**EXTRACTED INFORMATION:**
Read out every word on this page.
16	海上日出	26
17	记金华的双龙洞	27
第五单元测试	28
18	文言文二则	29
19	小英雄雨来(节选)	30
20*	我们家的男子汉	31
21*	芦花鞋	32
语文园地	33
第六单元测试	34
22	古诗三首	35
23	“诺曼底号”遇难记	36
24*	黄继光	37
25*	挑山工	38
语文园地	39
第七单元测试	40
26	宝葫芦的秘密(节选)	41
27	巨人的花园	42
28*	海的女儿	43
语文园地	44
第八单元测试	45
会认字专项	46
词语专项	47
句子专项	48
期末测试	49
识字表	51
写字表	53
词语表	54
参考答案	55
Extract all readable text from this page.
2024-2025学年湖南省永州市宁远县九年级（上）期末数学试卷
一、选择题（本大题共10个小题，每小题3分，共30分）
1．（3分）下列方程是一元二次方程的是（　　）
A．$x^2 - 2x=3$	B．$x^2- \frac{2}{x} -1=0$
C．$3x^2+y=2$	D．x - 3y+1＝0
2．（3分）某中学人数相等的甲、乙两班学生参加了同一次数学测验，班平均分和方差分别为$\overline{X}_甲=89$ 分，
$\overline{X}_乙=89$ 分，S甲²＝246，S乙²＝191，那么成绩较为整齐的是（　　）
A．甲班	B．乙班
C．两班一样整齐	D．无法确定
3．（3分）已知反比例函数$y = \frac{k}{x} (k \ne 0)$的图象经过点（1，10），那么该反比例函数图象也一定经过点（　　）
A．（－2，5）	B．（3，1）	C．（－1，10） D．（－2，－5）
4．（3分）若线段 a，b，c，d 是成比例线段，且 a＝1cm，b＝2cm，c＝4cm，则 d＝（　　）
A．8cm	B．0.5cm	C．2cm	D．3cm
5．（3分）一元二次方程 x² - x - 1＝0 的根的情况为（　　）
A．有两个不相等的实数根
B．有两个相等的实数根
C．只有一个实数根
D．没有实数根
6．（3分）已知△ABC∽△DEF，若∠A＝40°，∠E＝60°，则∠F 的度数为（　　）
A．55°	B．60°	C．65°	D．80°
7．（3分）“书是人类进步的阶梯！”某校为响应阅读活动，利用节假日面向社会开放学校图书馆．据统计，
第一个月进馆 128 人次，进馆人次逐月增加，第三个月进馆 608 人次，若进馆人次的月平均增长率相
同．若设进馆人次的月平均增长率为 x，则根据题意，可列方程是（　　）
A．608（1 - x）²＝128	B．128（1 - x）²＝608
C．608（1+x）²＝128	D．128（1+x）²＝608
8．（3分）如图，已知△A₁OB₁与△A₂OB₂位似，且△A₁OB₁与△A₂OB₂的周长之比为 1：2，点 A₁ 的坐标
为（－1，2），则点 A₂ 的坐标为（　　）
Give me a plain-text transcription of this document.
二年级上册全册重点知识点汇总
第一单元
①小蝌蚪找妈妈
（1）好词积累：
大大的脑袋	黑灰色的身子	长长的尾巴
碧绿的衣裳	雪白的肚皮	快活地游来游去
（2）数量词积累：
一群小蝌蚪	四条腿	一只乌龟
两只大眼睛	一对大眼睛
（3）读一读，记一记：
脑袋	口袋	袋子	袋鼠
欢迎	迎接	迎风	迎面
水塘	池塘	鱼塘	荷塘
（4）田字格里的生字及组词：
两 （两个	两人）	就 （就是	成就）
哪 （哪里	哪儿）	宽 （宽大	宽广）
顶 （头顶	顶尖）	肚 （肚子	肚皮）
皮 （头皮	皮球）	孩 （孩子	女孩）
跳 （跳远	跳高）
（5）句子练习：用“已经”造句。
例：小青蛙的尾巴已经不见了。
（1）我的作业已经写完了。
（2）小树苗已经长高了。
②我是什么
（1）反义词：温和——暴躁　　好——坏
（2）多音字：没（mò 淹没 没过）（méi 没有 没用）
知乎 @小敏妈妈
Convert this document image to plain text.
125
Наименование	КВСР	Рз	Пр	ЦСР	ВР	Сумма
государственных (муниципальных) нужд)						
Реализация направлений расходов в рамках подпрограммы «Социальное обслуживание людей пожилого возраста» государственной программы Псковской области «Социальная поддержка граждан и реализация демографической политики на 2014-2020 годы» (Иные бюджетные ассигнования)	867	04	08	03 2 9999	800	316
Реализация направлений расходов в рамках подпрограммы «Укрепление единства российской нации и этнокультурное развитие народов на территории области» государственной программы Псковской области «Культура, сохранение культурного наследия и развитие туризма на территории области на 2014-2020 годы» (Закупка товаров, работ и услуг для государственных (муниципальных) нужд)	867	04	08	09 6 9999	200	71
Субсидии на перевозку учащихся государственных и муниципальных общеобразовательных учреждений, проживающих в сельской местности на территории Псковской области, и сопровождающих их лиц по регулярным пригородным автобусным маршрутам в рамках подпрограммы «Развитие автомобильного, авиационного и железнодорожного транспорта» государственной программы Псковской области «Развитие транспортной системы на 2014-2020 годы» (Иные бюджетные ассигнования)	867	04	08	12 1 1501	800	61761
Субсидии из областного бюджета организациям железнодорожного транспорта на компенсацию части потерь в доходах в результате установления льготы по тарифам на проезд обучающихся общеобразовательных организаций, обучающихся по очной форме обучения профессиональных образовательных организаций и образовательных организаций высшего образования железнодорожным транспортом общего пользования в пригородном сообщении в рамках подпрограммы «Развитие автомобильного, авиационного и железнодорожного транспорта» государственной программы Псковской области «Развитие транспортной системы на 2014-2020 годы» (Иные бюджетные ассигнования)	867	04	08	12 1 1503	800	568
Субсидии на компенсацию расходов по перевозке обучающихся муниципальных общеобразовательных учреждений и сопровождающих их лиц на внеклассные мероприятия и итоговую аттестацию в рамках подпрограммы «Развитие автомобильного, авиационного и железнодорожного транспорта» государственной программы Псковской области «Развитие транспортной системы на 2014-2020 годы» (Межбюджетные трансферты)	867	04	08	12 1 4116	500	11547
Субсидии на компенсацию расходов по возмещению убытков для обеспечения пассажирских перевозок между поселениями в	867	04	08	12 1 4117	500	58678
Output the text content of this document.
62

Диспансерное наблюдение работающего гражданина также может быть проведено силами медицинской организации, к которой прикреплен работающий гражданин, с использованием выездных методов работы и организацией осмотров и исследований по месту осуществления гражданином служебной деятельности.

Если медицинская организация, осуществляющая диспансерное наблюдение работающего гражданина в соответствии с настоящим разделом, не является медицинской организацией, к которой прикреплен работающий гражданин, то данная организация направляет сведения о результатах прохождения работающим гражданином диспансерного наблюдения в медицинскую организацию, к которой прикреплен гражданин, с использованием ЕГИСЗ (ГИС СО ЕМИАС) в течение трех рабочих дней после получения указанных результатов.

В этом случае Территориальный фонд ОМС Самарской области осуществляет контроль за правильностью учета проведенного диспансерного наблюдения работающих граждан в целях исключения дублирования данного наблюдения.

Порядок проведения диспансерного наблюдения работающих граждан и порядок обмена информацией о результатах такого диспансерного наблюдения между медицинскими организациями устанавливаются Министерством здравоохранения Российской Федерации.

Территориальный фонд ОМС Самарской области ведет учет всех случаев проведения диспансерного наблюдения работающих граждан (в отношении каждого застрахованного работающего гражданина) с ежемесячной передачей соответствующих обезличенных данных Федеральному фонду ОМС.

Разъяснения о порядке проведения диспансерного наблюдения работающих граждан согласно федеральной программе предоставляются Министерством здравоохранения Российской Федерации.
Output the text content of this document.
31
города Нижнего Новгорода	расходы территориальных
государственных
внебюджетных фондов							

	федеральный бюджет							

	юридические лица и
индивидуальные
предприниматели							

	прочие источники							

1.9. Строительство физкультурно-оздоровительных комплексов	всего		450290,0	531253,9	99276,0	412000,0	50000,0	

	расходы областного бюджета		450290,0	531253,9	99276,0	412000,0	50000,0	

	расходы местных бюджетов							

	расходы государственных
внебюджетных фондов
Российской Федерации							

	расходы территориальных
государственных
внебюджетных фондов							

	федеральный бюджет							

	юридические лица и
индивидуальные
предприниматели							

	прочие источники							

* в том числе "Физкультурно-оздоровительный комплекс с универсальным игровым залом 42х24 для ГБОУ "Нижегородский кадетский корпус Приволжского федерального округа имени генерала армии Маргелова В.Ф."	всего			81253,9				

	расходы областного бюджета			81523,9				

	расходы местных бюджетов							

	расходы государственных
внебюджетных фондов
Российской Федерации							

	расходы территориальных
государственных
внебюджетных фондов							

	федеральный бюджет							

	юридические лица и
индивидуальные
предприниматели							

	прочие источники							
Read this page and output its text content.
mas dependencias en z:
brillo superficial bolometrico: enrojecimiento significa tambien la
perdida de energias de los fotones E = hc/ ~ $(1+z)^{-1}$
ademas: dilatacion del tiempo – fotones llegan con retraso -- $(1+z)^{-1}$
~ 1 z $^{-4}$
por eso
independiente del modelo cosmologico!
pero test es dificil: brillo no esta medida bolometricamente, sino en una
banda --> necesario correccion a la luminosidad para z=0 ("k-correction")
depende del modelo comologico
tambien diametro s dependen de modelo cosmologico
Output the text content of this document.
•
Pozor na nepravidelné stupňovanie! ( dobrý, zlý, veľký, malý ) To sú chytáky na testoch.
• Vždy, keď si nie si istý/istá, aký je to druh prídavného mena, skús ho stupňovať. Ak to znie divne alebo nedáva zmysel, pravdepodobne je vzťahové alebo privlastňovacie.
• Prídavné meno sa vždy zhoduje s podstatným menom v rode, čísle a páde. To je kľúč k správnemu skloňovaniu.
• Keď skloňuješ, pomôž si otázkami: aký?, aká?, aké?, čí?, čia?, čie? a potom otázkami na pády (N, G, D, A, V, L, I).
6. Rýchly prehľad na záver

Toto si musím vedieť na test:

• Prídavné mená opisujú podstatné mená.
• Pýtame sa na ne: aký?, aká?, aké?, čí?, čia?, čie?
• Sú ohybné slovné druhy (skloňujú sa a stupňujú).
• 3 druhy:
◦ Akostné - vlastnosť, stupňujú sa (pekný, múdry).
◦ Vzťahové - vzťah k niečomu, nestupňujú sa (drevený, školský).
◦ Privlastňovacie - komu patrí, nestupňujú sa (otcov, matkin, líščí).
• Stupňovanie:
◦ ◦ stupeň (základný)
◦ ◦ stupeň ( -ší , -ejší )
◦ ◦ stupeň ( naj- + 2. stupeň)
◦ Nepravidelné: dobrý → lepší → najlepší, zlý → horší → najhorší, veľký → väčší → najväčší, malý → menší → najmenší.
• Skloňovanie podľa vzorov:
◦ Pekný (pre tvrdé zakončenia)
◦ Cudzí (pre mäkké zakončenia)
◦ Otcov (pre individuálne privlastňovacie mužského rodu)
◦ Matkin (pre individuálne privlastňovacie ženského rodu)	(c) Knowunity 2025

**DIRECTIONS:** Go through the entries and return each line where the word "nestupňujú" appears.

**OUTPUT:**
◦ Vzťahové - vzťah k niečomu, nestupňujú sa (drevený, školský).
◦ Privlastňovacie - komu patrí, nestupňujú sa (otcov, matkin, líščí).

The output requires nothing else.